GOAL ::
For every line in the records that has the word "right", make a copy.

==== DATA LINES ====

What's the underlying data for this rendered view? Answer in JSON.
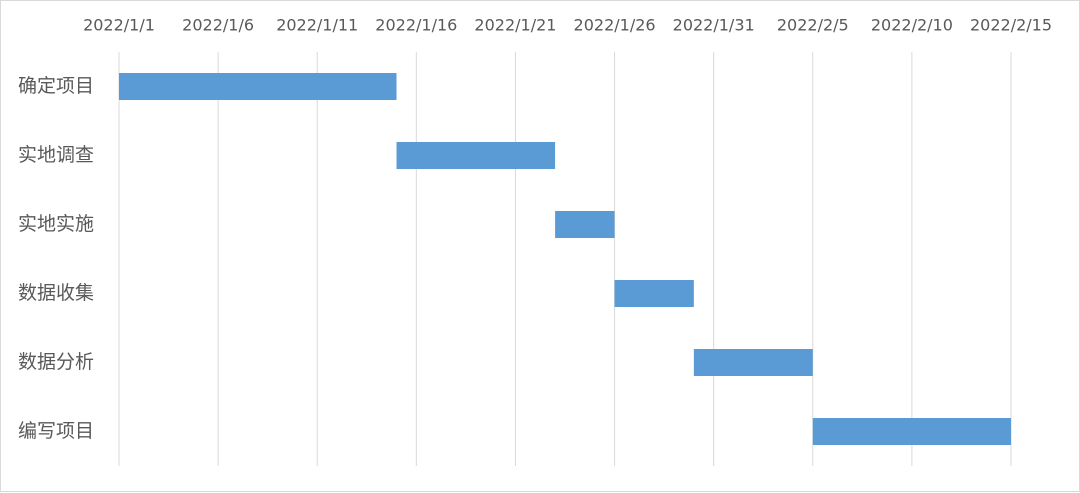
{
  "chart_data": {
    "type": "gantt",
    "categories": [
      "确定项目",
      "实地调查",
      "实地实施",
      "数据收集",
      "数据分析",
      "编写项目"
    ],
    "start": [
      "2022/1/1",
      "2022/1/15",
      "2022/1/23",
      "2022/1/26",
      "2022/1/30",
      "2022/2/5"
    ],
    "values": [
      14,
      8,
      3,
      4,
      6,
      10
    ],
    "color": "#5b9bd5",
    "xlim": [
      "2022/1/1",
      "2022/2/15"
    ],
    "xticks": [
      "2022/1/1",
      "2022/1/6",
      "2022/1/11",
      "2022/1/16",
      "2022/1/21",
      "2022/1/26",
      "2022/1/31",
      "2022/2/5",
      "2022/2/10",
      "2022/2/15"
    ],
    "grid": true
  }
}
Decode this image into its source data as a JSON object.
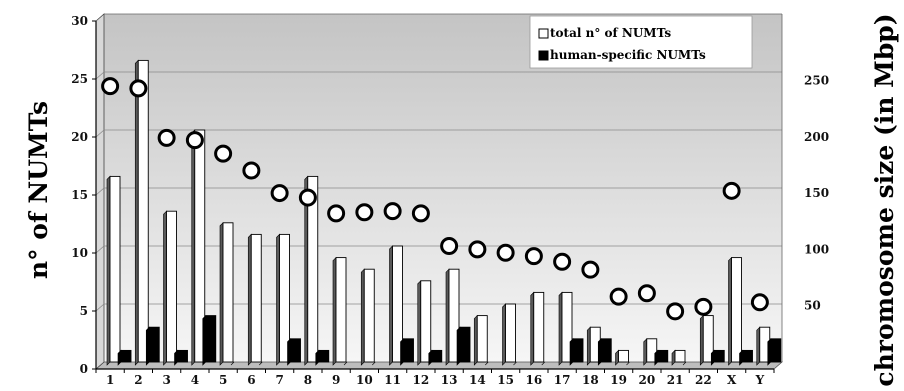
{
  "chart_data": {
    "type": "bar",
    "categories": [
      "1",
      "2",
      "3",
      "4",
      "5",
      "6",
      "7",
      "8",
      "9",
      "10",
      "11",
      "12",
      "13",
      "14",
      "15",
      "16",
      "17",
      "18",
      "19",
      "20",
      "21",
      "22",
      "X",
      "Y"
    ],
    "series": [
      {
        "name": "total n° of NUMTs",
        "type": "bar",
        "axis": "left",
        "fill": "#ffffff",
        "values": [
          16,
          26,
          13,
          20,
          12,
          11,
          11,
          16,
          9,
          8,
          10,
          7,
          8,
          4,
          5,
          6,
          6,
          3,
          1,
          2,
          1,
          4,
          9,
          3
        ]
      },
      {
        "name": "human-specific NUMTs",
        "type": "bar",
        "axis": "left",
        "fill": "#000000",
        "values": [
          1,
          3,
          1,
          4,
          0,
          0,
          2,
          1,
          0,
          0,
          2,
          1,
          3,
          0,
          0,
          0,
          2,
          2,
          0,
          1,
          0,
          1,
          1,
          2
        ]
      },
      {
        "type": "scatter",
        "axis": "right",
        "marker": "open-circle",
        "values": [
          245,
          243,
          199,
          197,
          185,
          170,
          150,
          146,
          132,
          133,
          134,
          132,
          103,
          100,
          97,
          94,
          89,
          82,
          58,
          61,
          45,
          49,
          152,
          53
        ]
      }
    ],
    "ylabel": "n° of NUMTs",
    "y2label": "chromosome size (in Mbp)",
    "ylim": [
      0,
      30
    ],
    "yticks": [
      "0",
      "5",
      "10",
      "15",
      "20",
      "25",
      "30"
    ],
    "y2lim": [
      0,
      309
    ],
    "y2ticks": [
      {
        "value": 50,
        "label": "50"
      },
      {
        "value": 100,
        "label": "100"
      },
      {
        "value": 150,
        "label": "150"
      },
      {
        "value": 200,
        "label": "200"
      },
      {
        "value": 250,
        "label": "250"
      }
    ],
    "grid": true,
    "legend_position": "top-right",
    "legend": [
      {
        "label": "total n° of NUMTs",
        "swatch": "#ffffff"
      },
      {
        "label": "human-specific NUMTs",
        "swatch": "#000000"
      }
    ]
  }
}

====

OUTPUT FOR THIS EXERCISE ::
        "axis": "right",
    "legend_position": "top-right",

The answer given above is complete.